▶ Task directions:
Print all of the lines exactly. Any picture among them stays out.
-- Start of Source data --
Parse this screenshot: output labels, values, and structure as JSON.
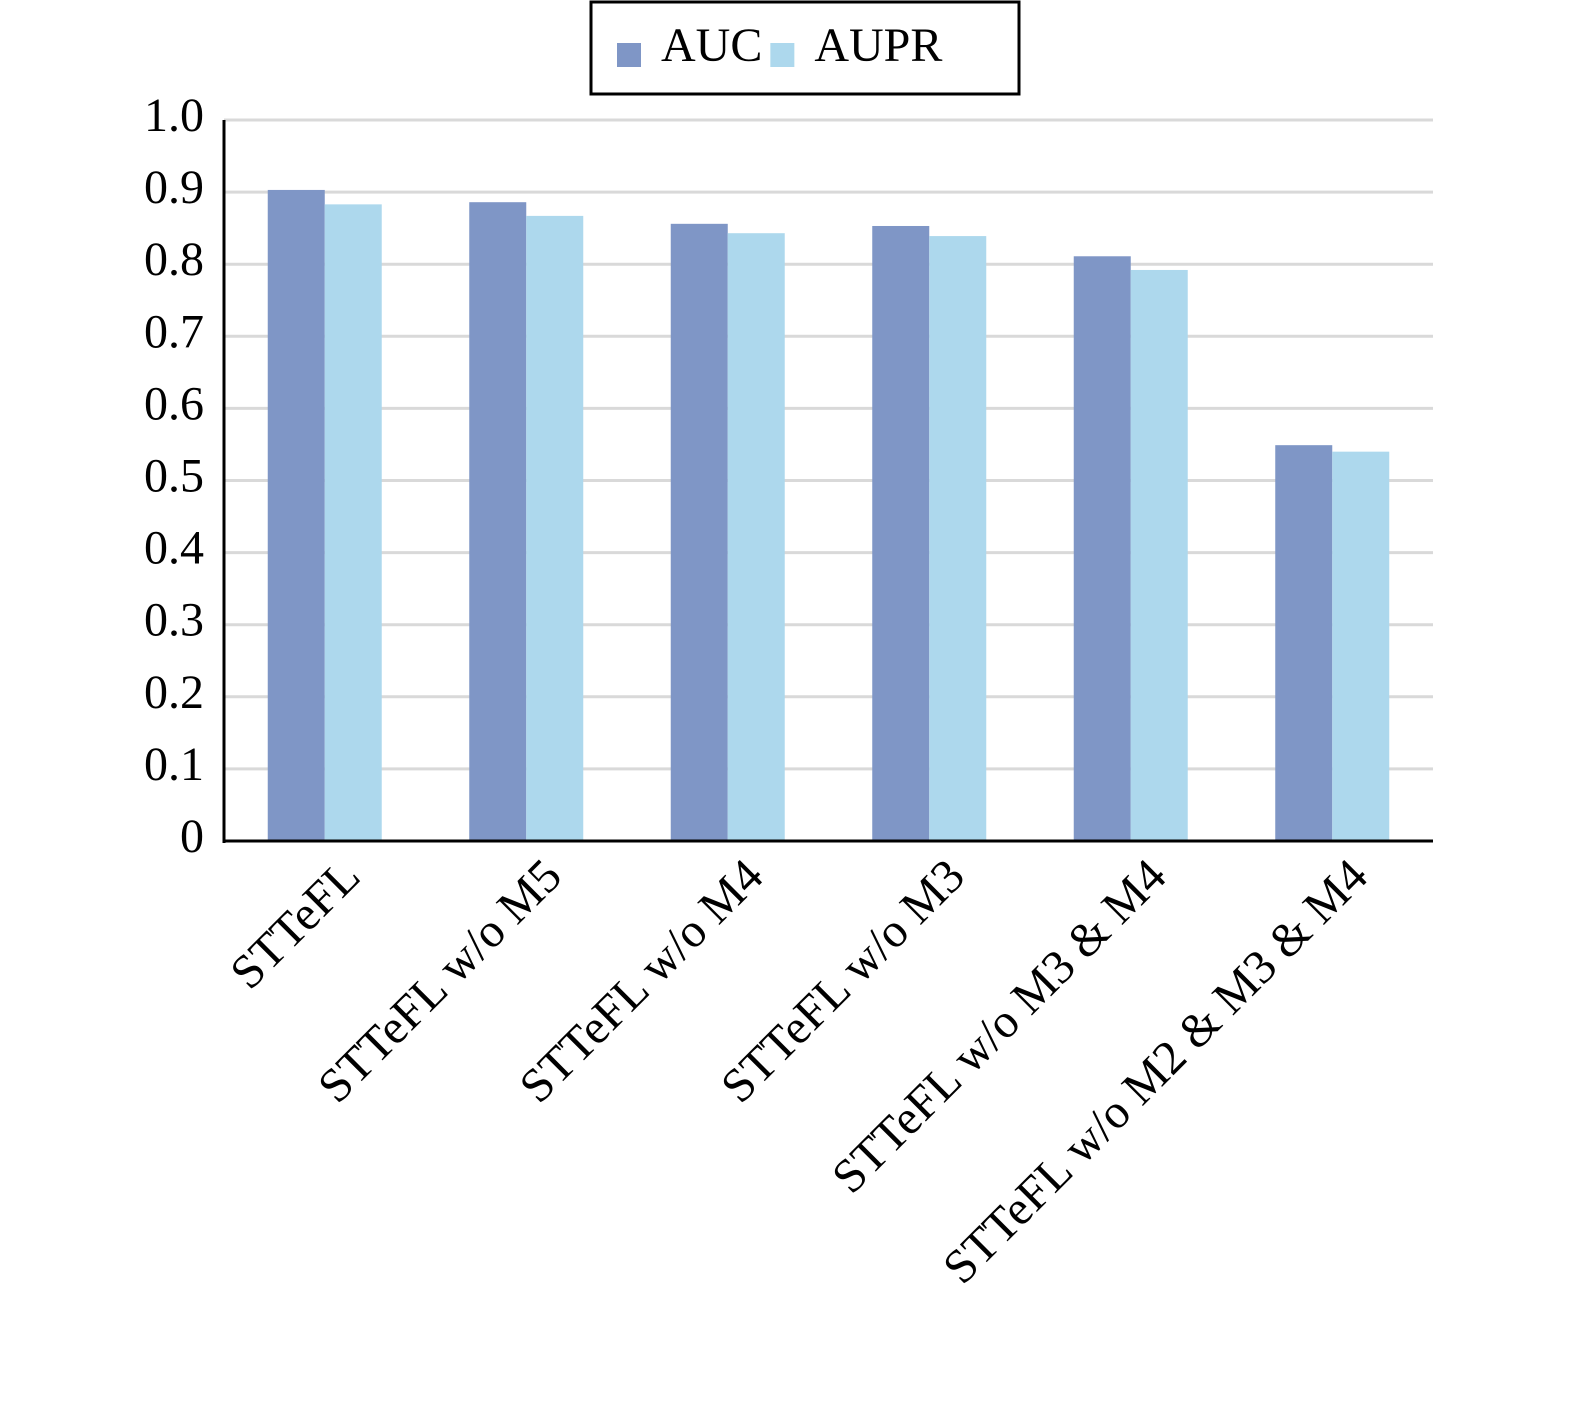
{
  "chart_data": {
    "type": "bar",
    "categories": [
      "STTeFL",
      "STTeFL w/o M5",
      "STTeFL w/o M4",
      "STTeFL w/o M3",
      "STTeFL w/o M3 & M4",
      "STTeFL w/o M2 & M3 & M4"
    ],
    "series": [
      {
        "name": "AUC",
        "color": "#7f96c6",
        "values": [
          0.903,
          0.886,
          0.856,
          0.853,
          0.811,
          0.549
        ]
      },
      {
        "name": "AUPR",
        "color": "#add8ed",
        "values": [
          0.883,
          0.867,
          0.843,
          0.839,
          0.792,
          0.54
        ]
      }
    ],
    "ylim": [
      0,
      1
    ],
    "yticks": [
      0,
      0.1,
      0.2,
      0.3,
      0.4,
      0.5,
      0.6,
      0.7,
      0.8,
      0.9,
      {
        "value": 1,
        "label": "1.0"
      }
    ],
    "grid": true,
    "legend": "top"
  }
}
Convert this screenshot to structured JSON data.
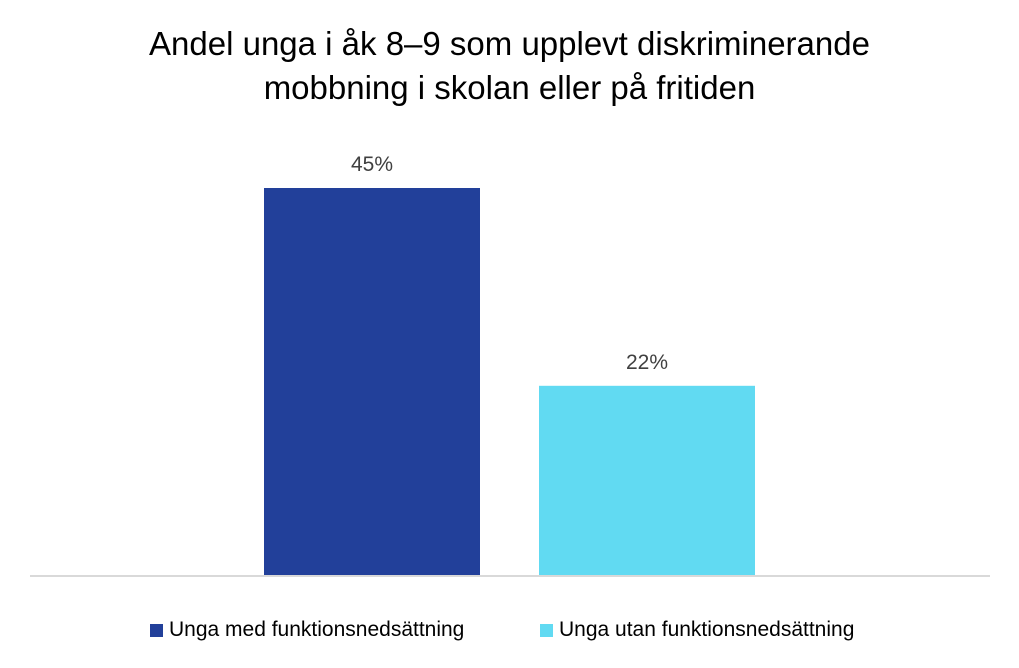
{
  "chart_data": {
    "type": "bar",
    "title_lines": [
      "Andel unga i åk 8–9 som upplevt diskriminerande",
      "mobbning i skolan eller på fritiden"
    ],
    "categories": [
      "Unga med funktionsnedsättning",
      "Unga utan funktionsnedsättning"
    ],
    "values": [
      45,
      22
    ],
    "data_labels": [
      "45%",
      "22%"
    ],
    "colors": [
      "#22409A",
      "#61DAF2"
    ],
    "unit": "%",
    "ylim": [
      0,
      45
    ],
    "grid": false,
    "legend": {
      "position": "bottom",
      "entries": [
        "Unga med funktionsnedsättning",
        "Unga utan funktionsnedsättning"
      ]
    }
  }
}
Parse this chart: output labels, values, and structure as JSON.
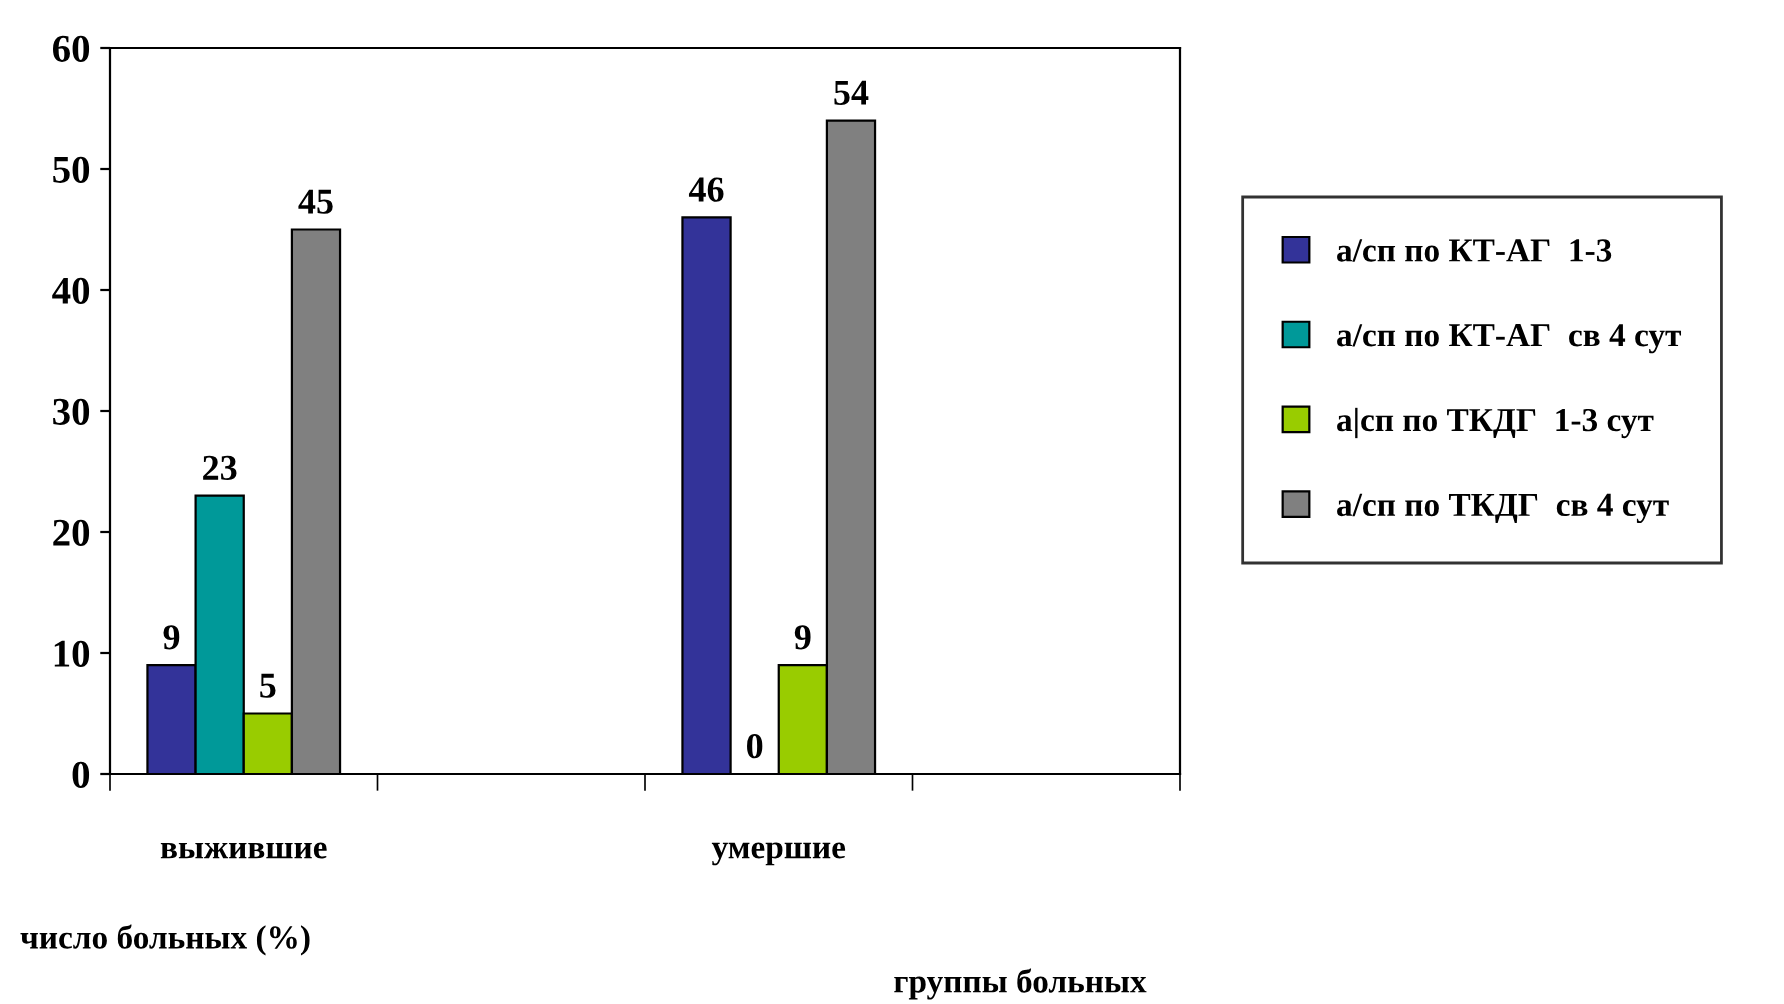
{
  "chart_data": {
    "type": "bar",
    "categories": [
      "выжившие",
      null,
      "умершие",
      null
    ],
    "series": [
      {
        "name": "а/сп по КТ-АГ  1-3",
        "color": "#333399",
        "values": [
          9,
          null,
          46,
          null
        ]
      },
      {
        "name": "а/сп по КТ-АГ  св 4 сут",
        "color": "#009999",
        "values": [
          23,
          null,
          0,
          null
        ]
      },
      {
        "name": "а|сп по ТКДГ  1-3 сут",
        "color": "#99cc00",
        "values": [
          5,
          null,
          9,
          null
        ]
      },
      {
        "name": "а/сп по ТКДГ  св 4 сут",
        "color": "#808080",
        "values": [
          45,
          null,
          54,
          null
        ]
      }
    ],
    "ylim": [
      0,
      60
    ],
    "yticks": [
      0,
      10,
      20,
      30,
      40,
      50,
      60
    ],
    "ylabel": "число больных (%)",
    "xlabel": "группы больных",
    "data_labels": true,
    "legend": "right",
    "grid": false
  }
}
-- End of Source data --
▶ Response to this exercise:
Parse this screenshot: output labels, values, and structure as JSON.
{
  "chart_data": {
    "type": "bar",
    "categories": [
      "STTeFL",
      "STTeFL w/o M5",
      "STTeFL w/o M4",
      "STTeFL w/o M3",
      "STTeFL w/o M3 & M4",
      "STTeFL w/o M2 & M3 & M4"
    ],
    "series": [
      {
        "name": "AUC",
        "color": "#7f96c6",
        "values": [
          0.903,
          0.886,
          0.856,
          0.853,
          0.811,
          0.549
        ]
      },
      {
        "name": "AUPR",
        "color": "#add8ed",
        "values": [
          0.883,
          0.867,
          0.843,
          0.839,
          0.792,
          0.54
        ]
      }
    ],
    "ylim": [
      0,
      1
    ],
    "yticks": [
      0,
      0.1,
      0.2,
      0.3,
      0.4,
      0.5,
      0.6,
      0.7,
      0.8,
      0.9,
      {
        "value": 1,
        "label": "1.0"
      }
    ],
    "grid": true,
    "legend": "top"
  }
}
Convert this screenshot to structured JSON data.
{
  "chart_data": {
    "type": "bar",
    "title_lines": [
      "Andel unga i åk 8–9 som upplevt diskriminerande",
      "mobbning i skolan eller på fritiden"
    ],
    "categories": [
      "Unga med funktionsnedsättning",
      "Unga utan funktionsnedsättning"
    ],
    "values": [
      45,
      22
    ],
    "data_labels": [
      "45%",
      "22%"
    ],
    "colors": [
      "#22409A",
      "#61DAF2"
    ],
    "unit": "%",
    "ylim": [
      0,
      45
    ],
    "grid": false,
    "legend": {
      "position": "bottom",
      "entries": [
        "Unga med funktionsnedsättning",
        "Unga utan funktionsnedsättning"
      ]
    }
  }
}
Parse this chart: output labels, values, and structure as JSON.
{
  "chart_data": {
    "type": "bar",
    "categories": [
      "выжившие",
      null,
      "умершие",
      null
    ],
    "series": [
      {
        "name": "а/сп по КТ-АГ  1-3",
        "color": "#333399",
        "values": [
          9,
          null,
          46,
          null
        ]
      },
      {
        "name": "а/сп по КТ-АГ  св 4 сут",
        "color": "#009999",
        "values": [
          23,
          null,
          0,
          null
        ]
      },
      {
        "name": "а|сп по ТКДГ  1-3 сут",
        "color": "#99cc00",
        "values": [
          5,
          null,
          9,
          null
        ]
      },
      {
        "name": "а/сп по ТКДГ  св 4 сут",
        "color": "#808080",
        "values": [
          45,
          null,
          54,
          null
        ]
      }
    ],
    "ylim": [
      0,
      60
    ],
    "yticks": [
      0,
      10,
      20,
      30,
      40,
      50,
      60
    ],
    "ylabel": "число больных (%)",
    "xlabel": "группы больных",
    "data_labels": true,
    "legend": "right",
    "grid": false
  }
}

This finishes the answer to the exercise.